* THE EXERCISE
Exclude all pictures, then copy each of the records exactly as written.

☆ ☆ ☆ ☆ ☆ ☆ ☆

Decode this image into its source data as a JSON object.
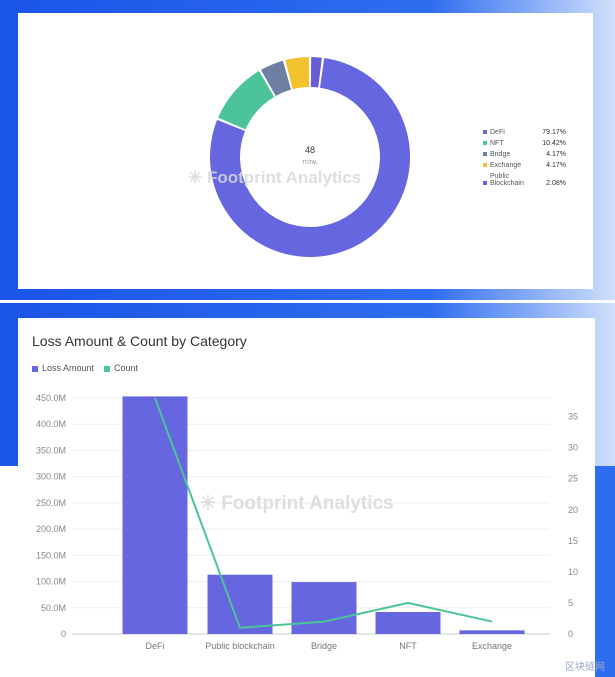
{
  "watermark_text": "Footprint Analytics",
  "site_mark": "区块链网",
  "colors": {
    "frame": "#1a55e8",
    "defi": "#6666e0",
    "nft": "#4cc49a",
    "bridge": "#6d7fa3",
    "exchange": "#f2c12e",
    "public_blockchain": "#6a5bd6"
  },
  "donut": {
    "center_value": "48",
    "center_label": "TOTAL",
    "legend": [
      {
        "label": "DeFi",
        "pct": "79.17%",
        "color": "#6666e0"
      },
      {
        "label": "NFT",
        "pct": "10.42%",
        "color": "#4cc49a"
      },
      {
        "label": "Bridge",
        "pct": "4.17%",
        "color": "#6d7fa3"
      },
      {
        "label": "Exchange",
        "pct": "4.17%",
        "color": "#f2c12e"
      },
      {
        "label": "Public Blockchain",
        "pct": "2.08%",
        "color": "#6a5bd6"
      }
    ]
  },
  "chart_data": [
    {
      "type": "pie",
      "categories": [
        "DeFi",
        "NFT",
        "Bridge",
        "Exchange",
        "Public Blockchain"
      ],
      "values": [
        79.17,
        10.42,
        4.17,
        4.17,
        2.08
      ],
      "total": 48,
      "legend_position": "right"
    },
    {
      "type": "bar",
      "title": "Loss Amount & Count by Category",
      "categories": [
        "DeFi",
        "Public blockchain",
        "Bridge",
        "NFT",
        "Exchange"
      ],
      "series": [
        {
          "name": "Loss Amount",
          "type": "bar",
          "axis": "left",
          "values": [
            453,
            113,
            99,
            42,
            7
          ],
          "unit": "M",
          "color": "#6666e0"
        },
        {
          "name": "Count",
          "type": "line",
          "axis": "right",
          "values": [
            38,
            1,
            2,
            5,
            2
          ],
          "color": "#4cc49a"
        }
      ],
      "y_left": {
        "ylim": [
          0,
          450
        ],
        "ticks": [
          "0",
          "50.0M",
          "100.0M",
          "150.0M",
          "200.0M",
          "250.0M",
          "300.0M",
          "350.0M",
          "400.0M",
          "450.0M"
        ]
      },
      "y_right": {
        "ylim": [
          0,
          38
        ],
        "ticks": [
          "0",
          "5",
          "10",
          "15",
          "20",
          "25",
          "30",
          "35"
        ]
      },
      "grid": true,
      "legend_position": "top-left"
    }
  ]
}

☆ ☆ ☆ ☆ ☆ ☆ ☆

* TASK OUTPUT
Decode this image into its source data as a JSON object.
{
  "watermark_text": "Footprint Analytics",
  "site_mark": "区块链网",
  "colors": {
    "frame": "#1a55e8",
    "defi": "#6666e0",
    "nft": "#4cc49a",
    "bridge": "#6d7fa3",
    "exchange": "#f2c12e",
    "public_blockchain": "#6a5bd6"
  },
  "donut": {
    "center_value": "48",
    "center_label": "TOTAL",
    "legend": [
      {
        "label": "DeFi",
        "pct": "79.17%",
        "color": "#6666e0"
      },
      {
        "label": "NFT",
        "pct": "10.42%",
        "color": "#4cc49a"
      },
      {
        "label": "Bridge",
        "pct": "4.17%",
        "color": "#6d7fa3"
      },
      {
        "label": "Exchange",
        "pct": "4.17%",
        "color": "#f2c12e"
      },
      {
        "label": "Public Blockchain",
        "pct": "2.08%",
        "color": "#6a5bd6"
      }
    ]
  },
  "chart_data": [
    {
      "type": "pie",
      "categories": [
        "DeFi",
        "NFT",
        "Bridge",
        "Exchange",
        "Public Blockchain"
      ],
      "values": [
        79.17,
        10.42,
        4.17,
        4.17,
        2.08
      ],
      "total": 48,
      "legend_position": "right"
    },
    {
      "type": "bar",
      "title": "Loss Amount & Count by Category",
      "categories": [
        "DeFi",
        "Public blockchain",
        "Bridge",
        "NFT",
        "Exchange"
      ],
      "series": [
        {
          "name": "Loss Amount",
          "type": "bar",
          "axis": "left",
          "values": [
            453,
            113,
            99,
            42,
            7
          ],
          "unit": "M",
          "color": "#6666e0"
        },
        {
          "name": "Count",
          "type": "line",
          "axis": "right",
          "values": [
            38,
            1,
            2,
            5,
            2
          ],
          "color": "#4cc49a"
        }
      ],
      "y_left": {
        "ylim": [
          0,
          450
        ],
        "ticks": [
          "0",
          "50.0M",
          "100.0M",
          "150.0M",
          "200.0M",
          "250.0M",
          "300.0M",
          "350.0M",
          "400.0M",
          "450.0M"
        ]
      },
      "y_right": {
        "ylim": [
          0,
          38
        ],
        "ticks": [
          "0",
          "5",
          "10",
          "15",
          "20",
          "25",
          "30",
          "35"
        ]
      },
      "grid": true,
      "legend_position": "top-left"
    }
  ]
}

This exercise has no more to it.